## Aim
Look through the lines below and extract each one that contains "trabajan".

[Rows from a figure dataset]
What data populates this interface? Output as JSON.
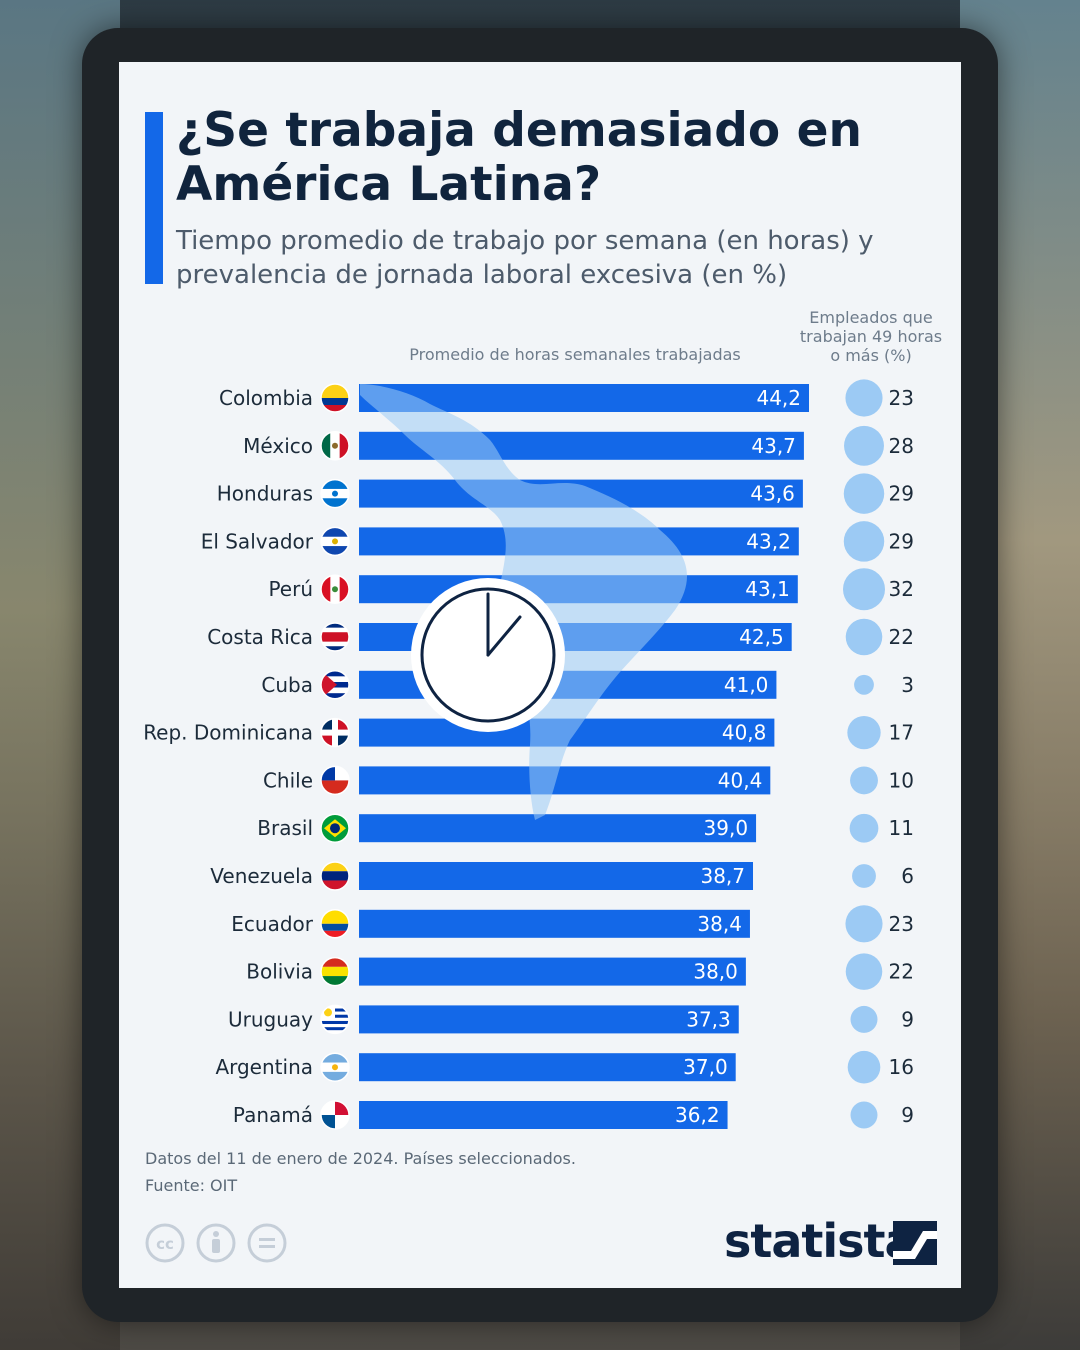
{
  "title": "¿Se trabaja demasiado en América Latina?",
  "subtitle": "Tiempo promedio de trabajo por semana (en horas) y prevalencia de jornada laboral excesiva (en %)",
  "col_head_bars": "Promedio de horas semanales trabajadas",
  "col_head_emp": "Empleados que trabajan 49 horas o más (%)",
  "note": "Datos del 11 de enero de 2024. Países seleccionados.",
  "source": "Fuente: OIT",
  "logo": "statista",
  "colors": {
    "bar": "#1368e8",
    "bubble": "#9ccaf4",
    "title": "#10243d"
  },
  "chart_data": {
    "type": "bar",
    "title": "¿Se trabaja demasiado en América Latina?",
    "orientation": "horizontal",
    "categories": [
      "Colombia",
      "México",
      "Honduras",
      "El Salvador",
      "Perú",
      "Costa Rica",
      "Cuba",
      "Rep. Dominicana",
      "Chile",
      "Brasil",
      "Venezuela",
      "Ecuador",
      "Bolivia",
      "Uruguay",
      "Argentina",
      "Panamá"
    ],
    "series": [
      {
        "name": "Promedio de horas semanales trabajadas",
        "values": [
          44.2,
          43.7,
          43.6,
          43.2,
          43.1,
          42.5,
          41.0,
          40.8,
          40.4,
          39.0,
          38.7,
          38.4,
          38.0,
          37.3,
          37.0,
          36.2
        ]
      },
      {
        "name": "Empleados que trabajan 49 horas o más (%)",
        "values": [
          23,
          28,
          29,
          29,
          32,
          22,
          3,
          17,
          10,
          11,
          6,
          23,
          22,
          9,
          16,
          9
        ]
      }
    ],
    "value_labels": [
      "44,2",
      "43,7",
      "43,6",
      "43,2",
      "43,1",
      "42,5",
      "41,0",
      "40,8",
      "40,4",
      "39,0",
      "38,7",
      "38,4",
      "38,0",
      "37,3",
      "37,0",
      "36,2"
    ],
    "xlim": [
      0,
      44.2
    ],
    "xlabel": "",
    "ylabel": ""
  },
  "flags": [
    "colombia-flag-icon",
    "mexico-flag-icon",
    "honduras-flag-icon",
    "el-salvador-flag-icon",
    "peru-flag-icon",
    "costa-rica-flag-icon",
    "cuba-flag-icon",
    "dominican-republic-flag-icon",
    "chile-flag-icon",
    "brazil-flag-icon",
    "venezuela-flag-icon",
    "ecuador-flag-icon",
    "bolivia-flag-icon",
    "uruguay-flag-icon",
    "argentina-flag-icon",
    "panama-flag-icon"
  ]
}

## Solution for this exercise
  "col_head_emp": "Empleados que trabajan 49 horas o más (%)",
        "name": "Empleados que trabajan 49 horas o más (%)",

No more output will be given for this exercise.